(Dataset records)

--- BEGIN ---

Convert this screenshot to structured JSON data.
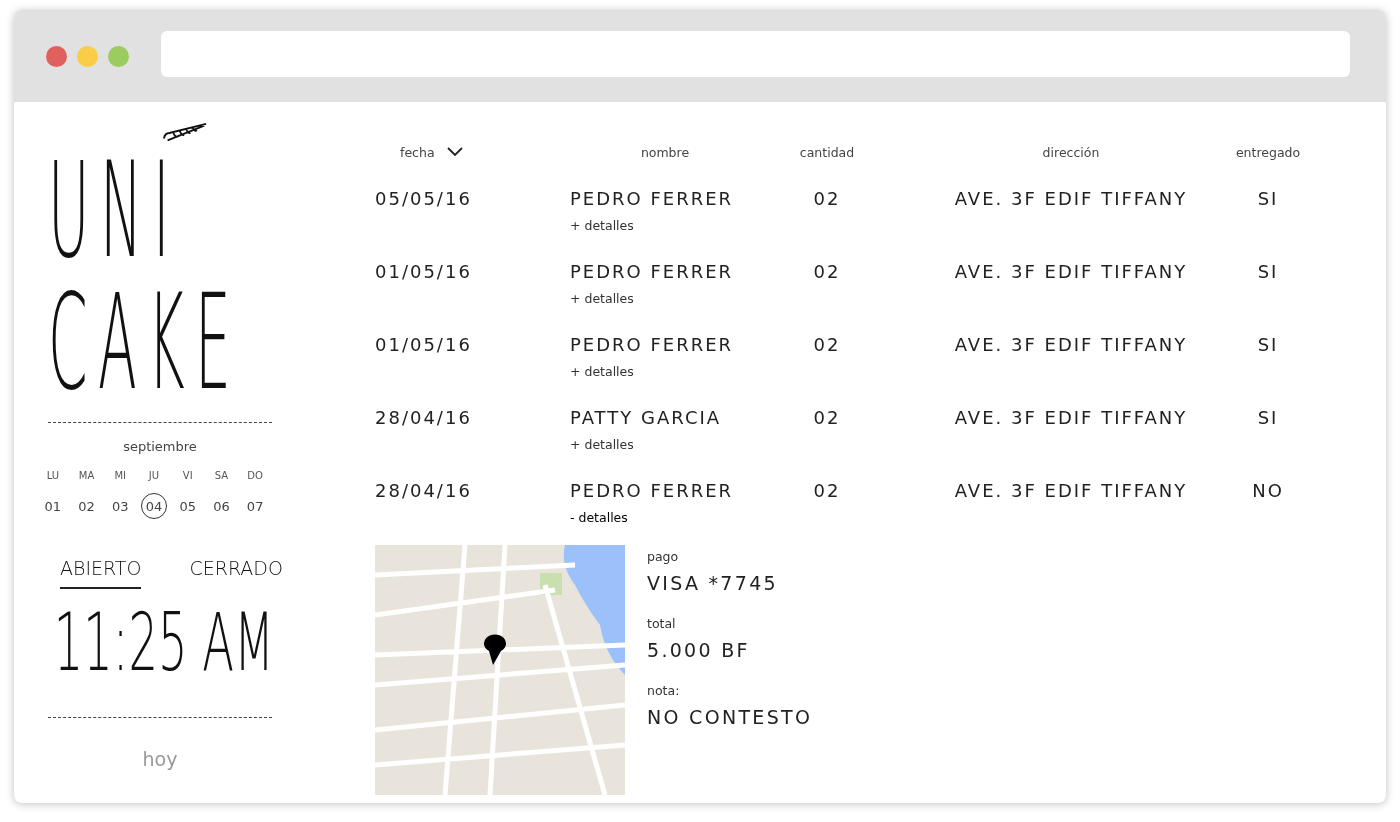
{
  "sidebar": {
    "logo": {
      "line_1": "UNI",
      "line_2": "CAKE"
    },
    "calendar": {
      "month": "septiembre",
      "days": [
        {
          "weekday": "LU",
          "date": "01",
          "selected": false
        },
        {
          "weekday": "MA",
          "date": "02",
          "selected": false
        },
        {
          "weekday": "MI",
          "date": "03",
          "selected": false
        },
        {
          "weekday": "JU",
          "date": "04",
          "selected": true
        },
        {
          "weekday": "VI",
          "date": "05",
          "selected": false
        },
        {
          "weekday": "SA",
          "date": "06",
          "selected": false
        },
        {
          "weekday": "DO",
          "date": "07",
          "selected": false
        }
      ]
    },
    "status_tabs": [
      {
        "label": "ABIERTO",
        "selected": true
      },
      {
        "label": "CERRADO",
        "selected": false
      }
    ],
    "time": "11:25 AM",
    "today_link": "hoy"
  },
  "orders": {
    "columns": [
      {
        "label": "fecha",
        "sorted": true
      },
      {
        "label": "nombre",
        "sorted": false
      },
      {
        "label": "cantidad",
        "sorted": false
      },
      {
        "label": "dirección",
        "sorted": false
      },
      {
        "label": "entregado",
        "sorted": false
      }
    ],
    "rows": [
      {
        "date": "05/05/16",
        "name": "PEDRO FERRER",
        "details_link": "+ detalles",
        "quantity": "02",
        "address": "AVE. 3F EDIF TIFFANY",
        "delivered": "SI",
        "expanded": false
      },
      {
        "date": "01/05/16",
        "name": "PEDRO FERRER",
        "details_link": "+ detalles",
        "quantity": "02",
        "address": "AVE. 3F EDIF TIFFANY",
        "delivered": "SI",
        "expanded": false
      },
      {
        "date": "01/05/16",
        "name": "PEDRO FERRER",
        "details_link": "+ detalles",
        "quantity": "02",
        "address": "AVE. 3F EDIF TIFFANY",
        "delivered": "SI",
        "expanded": false
      },
      {
        "date": "28/04/16",
        "name": "PATTY GARCIA",
        "details_link": "+ detalles",
        "quantity": "02",
        "address": "AVE. 3F EDIF TIFFANY",
        "delivered": "SI",
        "expanded": false
      },
      {
        "date": "28/04/16",
        "name": "PEDRO FERRER",
        "details_link": "- detalles",
        "quantity": "02",
        "address": "AVE. 3F EDIF TIFFANY",
        "delivered": "NO",
        "expanded": true
      }
    ],
    "details": {
      "fields": [
        {
          "label": "pago",
          "value": "VISA *7745"
        },
        {
          "label": "total",
          "value": "5.000 BF"
        },
        {
          "label": "nota:",
          "value": "NO CONTESTO"
        }
      ]
    }
  }
}
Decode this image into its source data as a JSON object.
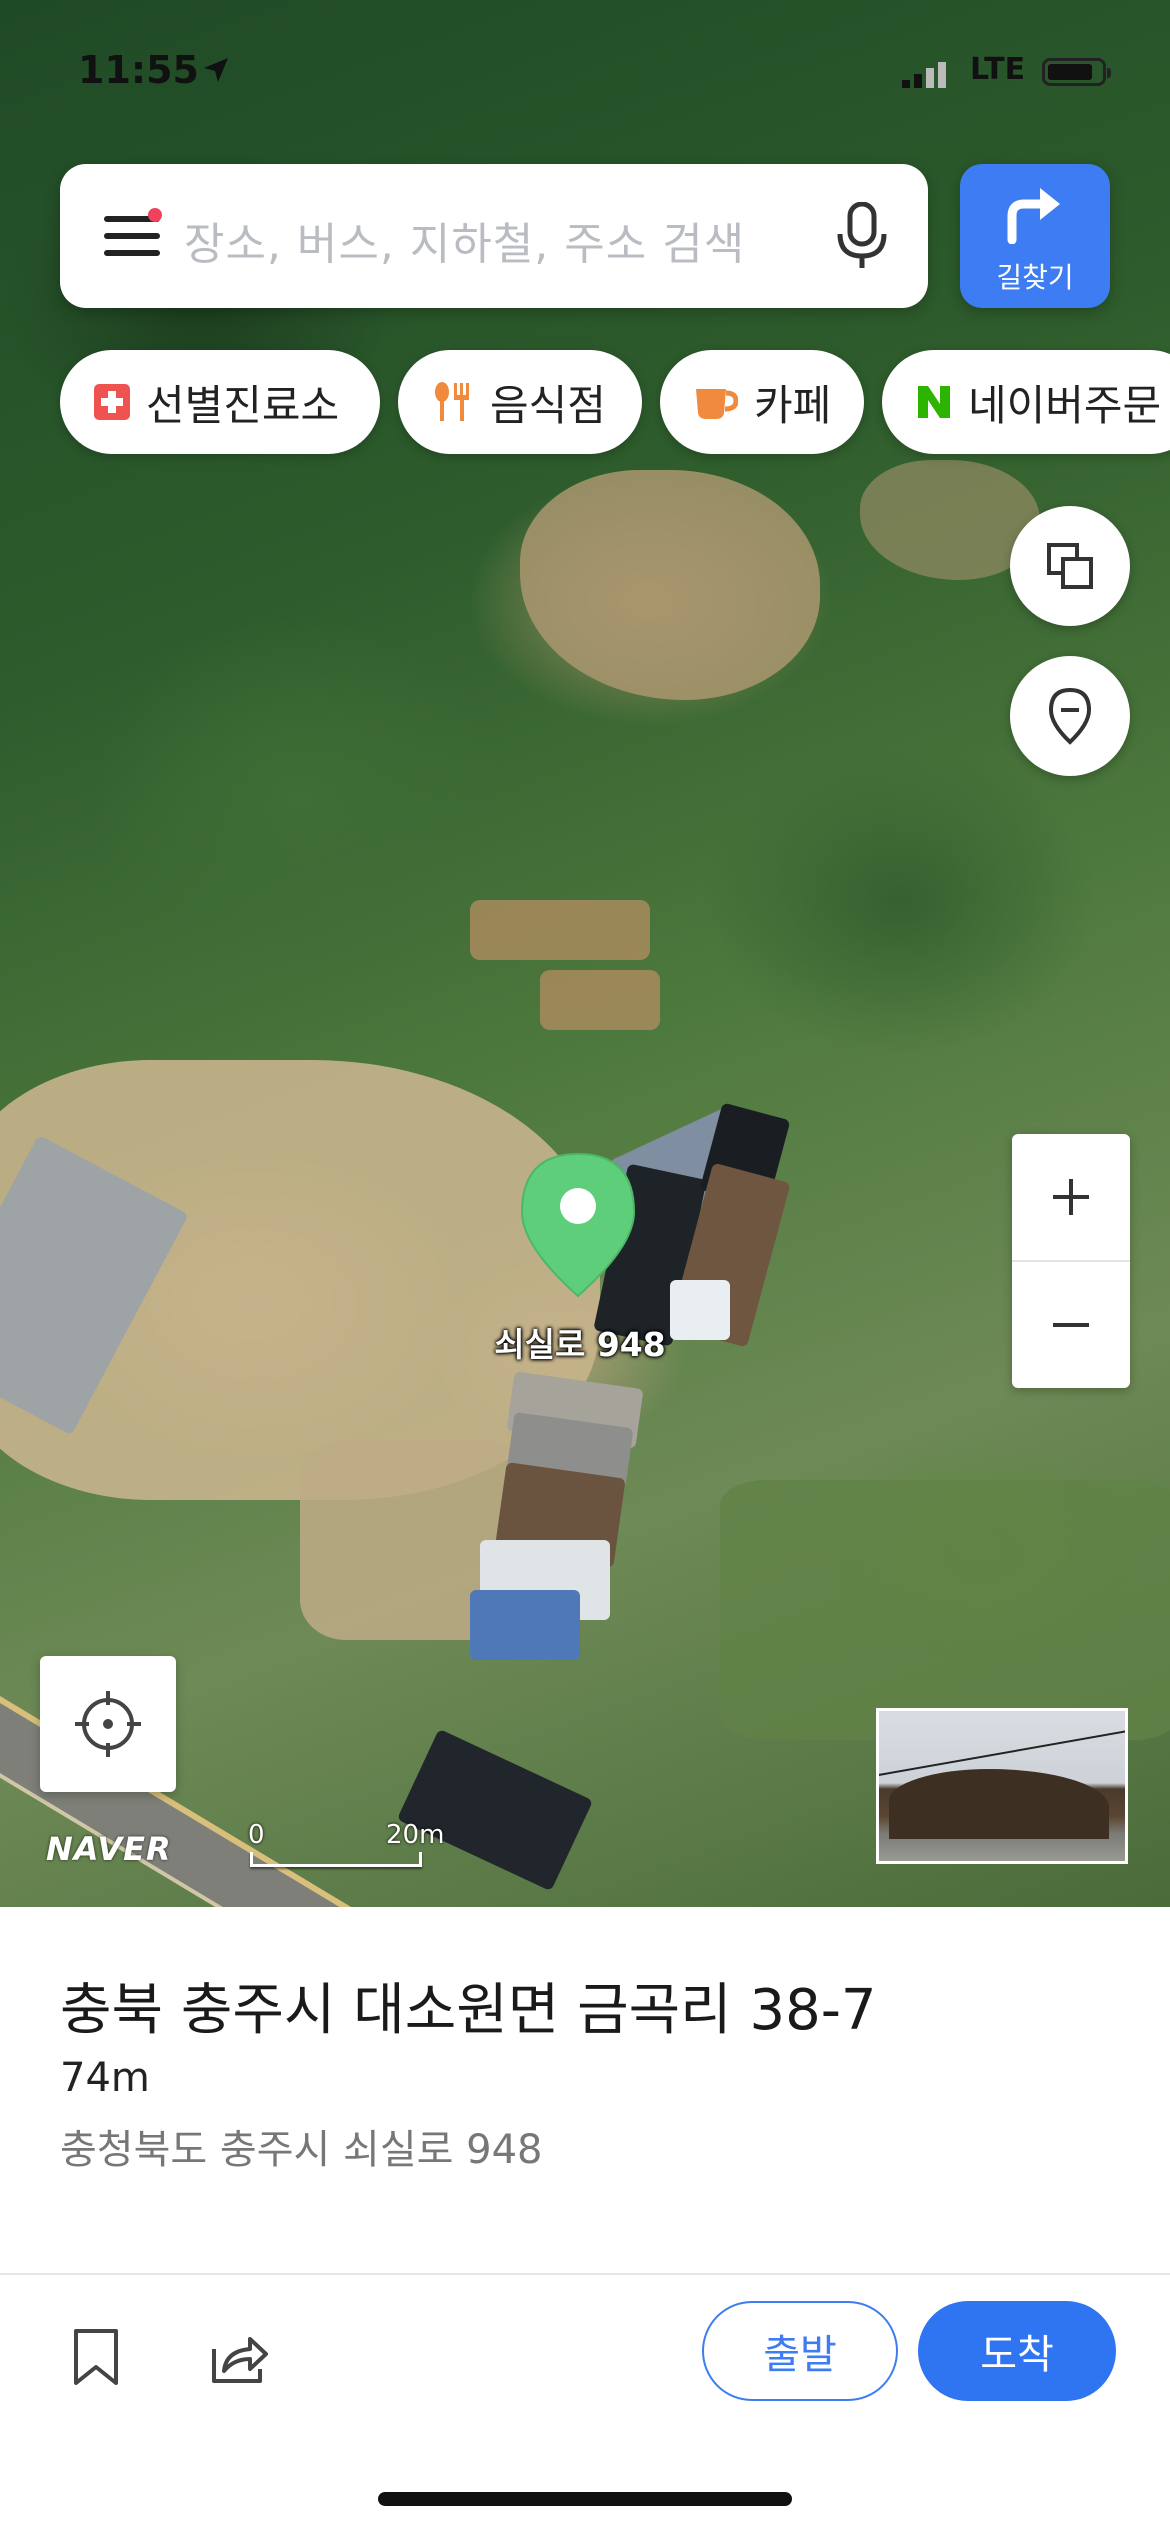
{
  "status_bar": {
    "time": "11:55",
    "network": "LTE"
  },
  "search": {
    "placeholder": "장소, 버스, 지하철, 주소 검색"
  },
  "route_button": {
    "label": "길찾기"
  },
  "chips": [
    {
      "label": "선별진료소",
      "icon": "hospital-cross-icon",
      "color": "#ef5350"
    },
    {
      "label": "음식점",
      "icon": "fork-knife-icon",
      "color": "#f08a3e"
    },
    {
      "label": "카페",
      "icon": "coffee-cup-icon",
      "color": "#f08a3e"
    },
    {
      "label": "네이버주문",
      "icon": "naver-n-icon",
      "color": "#2db400"
    }
  ],
  "map": {
    "pin_label": "쇠실로 948",
    "logo": "NAVER",
    "scale": {
      "start": "0",
      "end": "20m"
    },
    "pin_color": "#5fce7a"
  },
  "place": {
    "address": "충북 충주시 대소원면 금곡리 38-7",
    "distance": "74m",
    "road_address": "충청북도 충주시 쇠실로 948"
  },
  "actions": {
    "start": "출발",
    "arrive": "도착"
  },
  "colors": {
    "accent": "#3d7cf2"
  }
}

--- END ---

Make a verbatim copy of all the entries and strip out the pictures.

Convert this screenshot to structured JSON data.
{
  "sidebar": {
    "logo": {
      "line_1": "UNI",
      "line_2": "CAKE"
    },
    "calendar": {
      "month": "septiembre",
      "days": [
        {
          "weekday": "LU",
          "date": "01",
          "selected": false
        },
        {
          "weekday": "MA",
          "date": "02",
          "selected": false
        },
        {
          "weekday": "MI",
          "date": "03",
          "selected": false
        },
        {
          "weekday": "JU",
          "date": "04",
          "selected": true
        },
        {
          "weekday": "VI",
          "date": "05",
          "selected": false
        },
        {
          "weekday": "SA",
          "date": "06",
          "selected": false
        },
        {
          "weekday": "DO",
          "date": "07",
          "selected": false
        }
      ]
    },
    "status_tabs": [
      {
        "label": "ABIERTO",
        "selected": true
      },
      {
        "label": "CERRADO",
        "selected": false
      }
    ],
    "time": "11:25 AM",
    "today_link": "hoy"
  },
  "orders": {
    "columns": [
      {
        "label": "fecha",
        "sorted": true
      },
      {
        "label": "nombre",
        "sorted": false
      },
      {
        "label": "cantidad",
        "sorted": false
      },
      {
        "label": "dirección",
        "sorted": false
      },
      {
        "label": "entregado",
        "sorted": false
      }
    ],
    "rows": [
      {
        "date": "05/05/16",
        "name": "PEDRO FERRER",
        "details_link": "+ detalles",
        "quantity": "02",
        "address": "AVE. 3F EDIF TIFFANY",
        "delivered": "SI",
        "expanded": false
      },
      {
        "date": "01/05/16",
        "name": "PEDRO FERRER",
        "details_link": "+ detalles",
        "quantity": "02",
        "address": "AVE. 3F EDIF TIFFANY",
        "delivered": "SI",
        "expanded": false
      },
      {
        "date": "01/05/16",
        "name": "PEDRO FERRER",
        "details_link": "+ detalles",
        "quantity": "02",
        "address": "AVE. 3F EDIF TIFFANY",
        "delivered": "SI",
        "expanded": false
      },
      {
        "date": "28/04/16",
        "name": "PATTY GARCIA",
        "details_link": "+ detalles",
        "quantity": "02",
        "address": "AVE. 3F EDIF TIFFANY",
        "delivered": "SI",
        "expanded": false
      },
      {
        "date": "28/04/16",
        "name": "PEDRO FERRER",
        "details_link": "- detalles",
        "quantity": "02",
        "address": "AVE. 3F EDIF TIFFANY",
        "delivered": "NO",
        "expanded": true
      }
    ],
    "details": {
      "fields": [
        {
          "label": "pago",
          "value": "VISA *7745"
        },
        {
          "label": "total",
          "value": "5.000 BF"
        },
        {
          "label": "nota:",
          "value": "NO CONTESTO"
        }
      ]
    }
  }
}
Decode this image into its source data as a JSON object.
{
  "status_bar": {
    "time": "11:55",
    "network": "LTE"
  },
  "search": {
    "placeholder": "장소, 버스, 지하철, 주소 검색"
  },
  "route_button": {
    "label": "길찾기"
  },
  "chips": [
    {
      "label": "선별진료소",
      "icon": "hospital-cross-icon",
      "color": "#ef5350"
    },
    {
      "label": "음식점",
      "icon": "fork-knife-icon",
      "color": "#f08a3e"
    },
    {
      "label": "카페",
      "icon": "coffee-cup-icon",
      "color": "#f08a3e"
    },
    {
      "label": "네이버주문",
      "icon": "naver-n-icon",
      "color": "#2db400"
    }
  ],
  "map": {
    "pin_label": "쇠실로 948",
    "logo": "NAVER",
    "scale": {
      "start": "0",
      "end": "20m"
    },
    "pin_color": "#5fce7a"
  },
  "place": {
    "address": "충북 충주시 대소원면 금곡리 38-7",
    "distance": "74m",
    "road_address": "충청북도 충주시 쇠실로 948"
  },
  "actions": {
    "start": "출발",
    "arrive": "도착"
  },
  "colors": {
    "accent": "#3d7cf2"
  }
}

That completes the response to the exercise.